Exercise prompt:
Write the records below out in full, character for character, with no pictures.

Dataset records:
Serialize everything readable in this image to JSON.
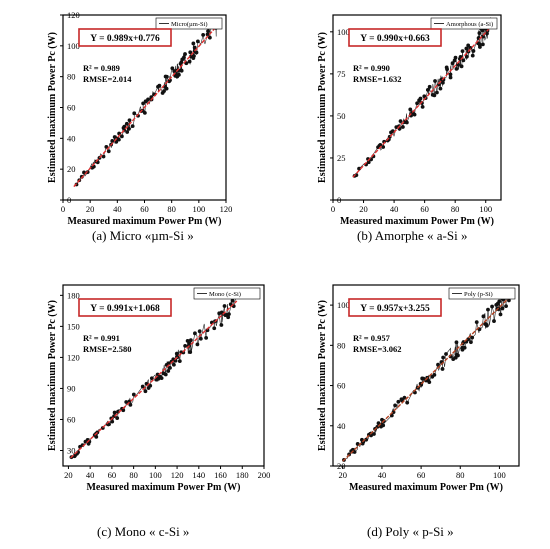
{
  "chart_data": [
    {
      "type": "scatter",
      "panel_label": "(a) Micro «µm-Si »",
      "legend": "Micro(µm-Si)",
      "legend_position": "top-right",
      "equation": "Y = 0.989x+0.776",
      "r2_text": "R² = 0.989",
      "rmse_text": "RMSE=2.014",
      "xlabel": "Measured maximum Power Pm (W)",
      "ylabel": "Estimated maximum Power Pc (W)",
      "xlim": [
        0,
        120
      ],
      "ylim": [
        0,
        120
      ],
      "xticks": [
        0,
        20,
        40,
        60,
        80,
        100,
        120
      ],
      "yticks": [
        0,
        20,
        40,
        60,
        80,
        100,
        120
      ],
      "fit": {
        "slope": 0.989,
        "intercept": 0.776,
        "x_range": [
          8,
          112
        ]
      },
      "scatter_x_range": [
        8,
        115
      ],
      "color": "#000000",
      "fit_color": "#e03030"
    },
    {
      "type": "scatter",
      "panel_label": "(b) Amorphe « a-Si »",
      "legend": "Amorphous (a-Si)",
      "legend_position": "top-right",
      "equation": "Y = 0.990x+0.663",
      "r2_text": "R² = 0.990",
      "rmse_text": "RMSE=1.632",
      "xlabel": "Measured maximum Power Pm (W)",
      "ylabel": "Estimated maximum Power Pc (W)",
      "xlim": [
        0,
        110
      ],
      "ylim": [
        0,
        110
      ],
      "xticks": [
        0,
        20,
        40,
        60,
        80,
        100
      ],
      "yticks": [
        0,
        25,
        50,
        75,
        100
      ],
      "fit": {
        "slope": 0.99,
        "intercept": 0.663,
        "x_range": [
          13,
          103
        ]
      },
      "scatter_x_range": [
        13,
        104
      ],
      "color": "#000000",
      "fit_color": "#e03030"
    },
    {
      "type": "scatter",
      "panel_label": "(c) Mono « c-Si »",
      "legend": "Mono (c-Si)",
      "legend_position": "top-right",
      "equation": "Y = 0.991x+1.068",
      "r2_text": "R² = 0.991",
      "rmse_text": "RMSE=2.580",
      "xlabel": "Measured maximum Power Pm (W)",
      "ylabel": "Estimated maximum Power Pc (W)",
      "xlim": [
        15,
        200
      ],
      "ylim": [
        15,
        190
      ],
      "xticks": [
        20,
        40,
        60,
        80,
        100,
        120,
        140,
        160,
        180,
        200
      ],
      "yticks": [
        30,
        60,
        90,
        120,
        150,
        180
      ],
      "fit": {
        "slope": 0.991,
        "intercept": 1.068,
        "x_range": [
          22,
          175
        ]
      },
      "scatter_x_range": [
        22,
        175
      ],
      "color": "#000000",
      "fit_color": "#e03030"
    },
    {
      "type": "scatter",
      "panel_label": "(d) Poly « p-Si »",
      "legend": "Poly (p-Si)",
      "legend_position": "top-right",
      "equation": "Y = 0.957x+3.255",
      "r2_text": "R² = 0.957",
      "rmse_text": "RMSE=3.062",
      "xlabel": "Measured maximum Power Pm (W)",
      "ylabel": "Estimated maximum Power Pc (W)",
      "xlim": [
        15,
        110
      ],
      "ylim": [
        20,
        110
      ],
      "xticks": [
        20,
        40,
        60,
        80,
        100
      ],
      "yticks": [
        20,
        40,
        60,
        80,
        100
      ],
      "fit": {
        "slope": 0.957,
        "intercept": 3.255,
        "x_range": [
          20,
          106
        ]
      },
      "scatter_x_range": [
        20,
        106
      ],
      "color": "#000000",
      "fit_color": "#b04020"
    }
  ]
}
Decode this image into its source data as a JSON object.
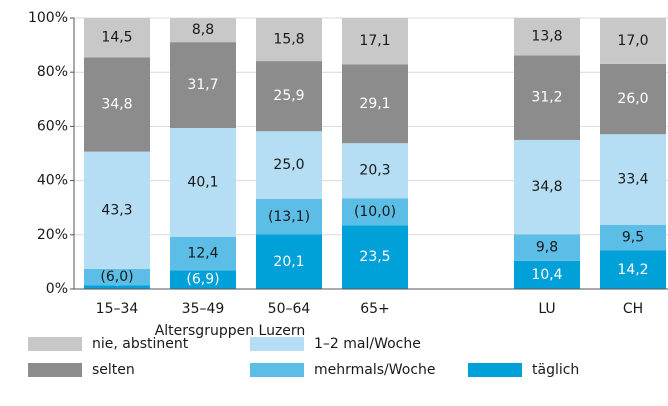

Reply:
Serialize everything readable in this image to JSON.
{
  "chart_data": [
    {
      "type": "scatter",
      "panel_label": "(a) Micro «µm-Si »",
      "legend": "Micro(µm-Si)",
      "legend_position": "top-right",
      "equation": "Y = 0.989x+0.776",
      "r2_text": "R² = 0.989",
      "rmse_text": "RMSE=2.014",
      "xlabel": "Measured maximum Power Pm (W)",
      "ylabel": "Estimated maximum Power Pc (W)",
      "xlim": [
        0,
        120
      ],
      "ylim": [
        0,
        120
      ],
      "xticks": [
        0,
        20,
        40,
        60,
        80,
        100,
        120
      ],
      "yticks": [
        0,
        20,
        40,
        60,
        80,
        100,
        120
      ],
      "fit": {
        "slope": 0.989,
        "intercept": 0.776,
        "x_range": [
          8,
          112
        ]
      },
      "scatter_x_range": [
        8,
        115
      ],
      "color": "#000000",
      "fit_color": "#e03030"
    },
    {
      "type": "scatter",
      "panel_label": "(b) Amorphe « a-Si »",
      "legend": "Amorphous (a-Si)",
      "legend_position": "top-right",
      "equation": "Y = 0.990x+0.663",
      "r2_text": "R² = 0.990",
      "rmse_text": "RMSE=1.632",
      "xlabel": "Measured maximum Power Pm (W)",
      "ylabel": "Estimated maximum Power Pc (W)",
      "xlim": [
        0,
        110
      ],
      "ylim": [
        0,
        110
      ],
      "xticks": [
        0,
        20,
        40,
        60,
        80,
        100
      ],
      "yticks": [
        0,
        25,
        50,
        75,
        100
      ],
      "fit": {
        "slope": 0.99,
        "intercept": 0.663,
        "x_range": [
          13,
          103
        ]
      },
      "scatter_x_range": [
        13,
        104
      ],
      "color": "#000000",
      "fit_color": "#e03030"
    },
    {
      "type": "scatter",
      "panel_label": "(c) Mono « c-Si »",
      "legend": "Mono (c-Si)",
      "legend_position": "top-right",
      "equation": "Y = 0.991x+1.068",
      "r2_text": "R² = 0.991",
      "rmse_text": "RMSE=2.580",
      "xlabel": "Measured maximum Power Pm (W)",
      "ylabel": "Estimated maximum Power Pc (W)",
      "xlim": [
        15,
        200
      ],
      "ylim": [
        15,
        190
      ],
      "xticks": [
        20,
        40,
        60,
        80,
        100,
        120,
        140,
        160,
        180,
        200
      ],
      "yticks": [
        30,
        60,
        90,
        120,
        150,
        180
      ],
      "fit": {
        "slope": 0.991,
        "intercept": 1.068,
        "x_range": [
          22,
          175
        ]
      },
      "scatter_x_range": [
        22,
        175
      ],
      "color": "#000000",
      "fit_color": "#e03030"
    },
    {
      "type": "scatter",
      "panel_label": "(d) Poly « p-Si »",
      "legend": "Poly (p-Si)",
      "legend_position": "top-right",
      "equation": "Y = 0.957x+3.255",
      "r2_text": "R² = 0.957",
      "rmse_text": "RMSE=3.062",
      "xlabel": "Measured maximum Power Pm (W)",
      "ylabel": "Estimated maximum Power Pc (W)",
      "xlim": [
        15,
        110
      ],
      "ylim": [
        20,
        110
      ],
      "xticks": [
        20,
        40,
        60,
        80,
        100
      ],
      "yticks": [
        20,
        40,
        60,
        80,
        100
      ],
      "fit": {
        "slope": 0.957,
        "intercept": 3.255,
        "x_range": [
          20,
          106
        ]
      },
      "scatter_x_range": [
        20,
        106
      ],
      "color": "#000000",
      "fit_color": "#b04020"
    }
  ]
}
Decode this image into its source data as a JSON object.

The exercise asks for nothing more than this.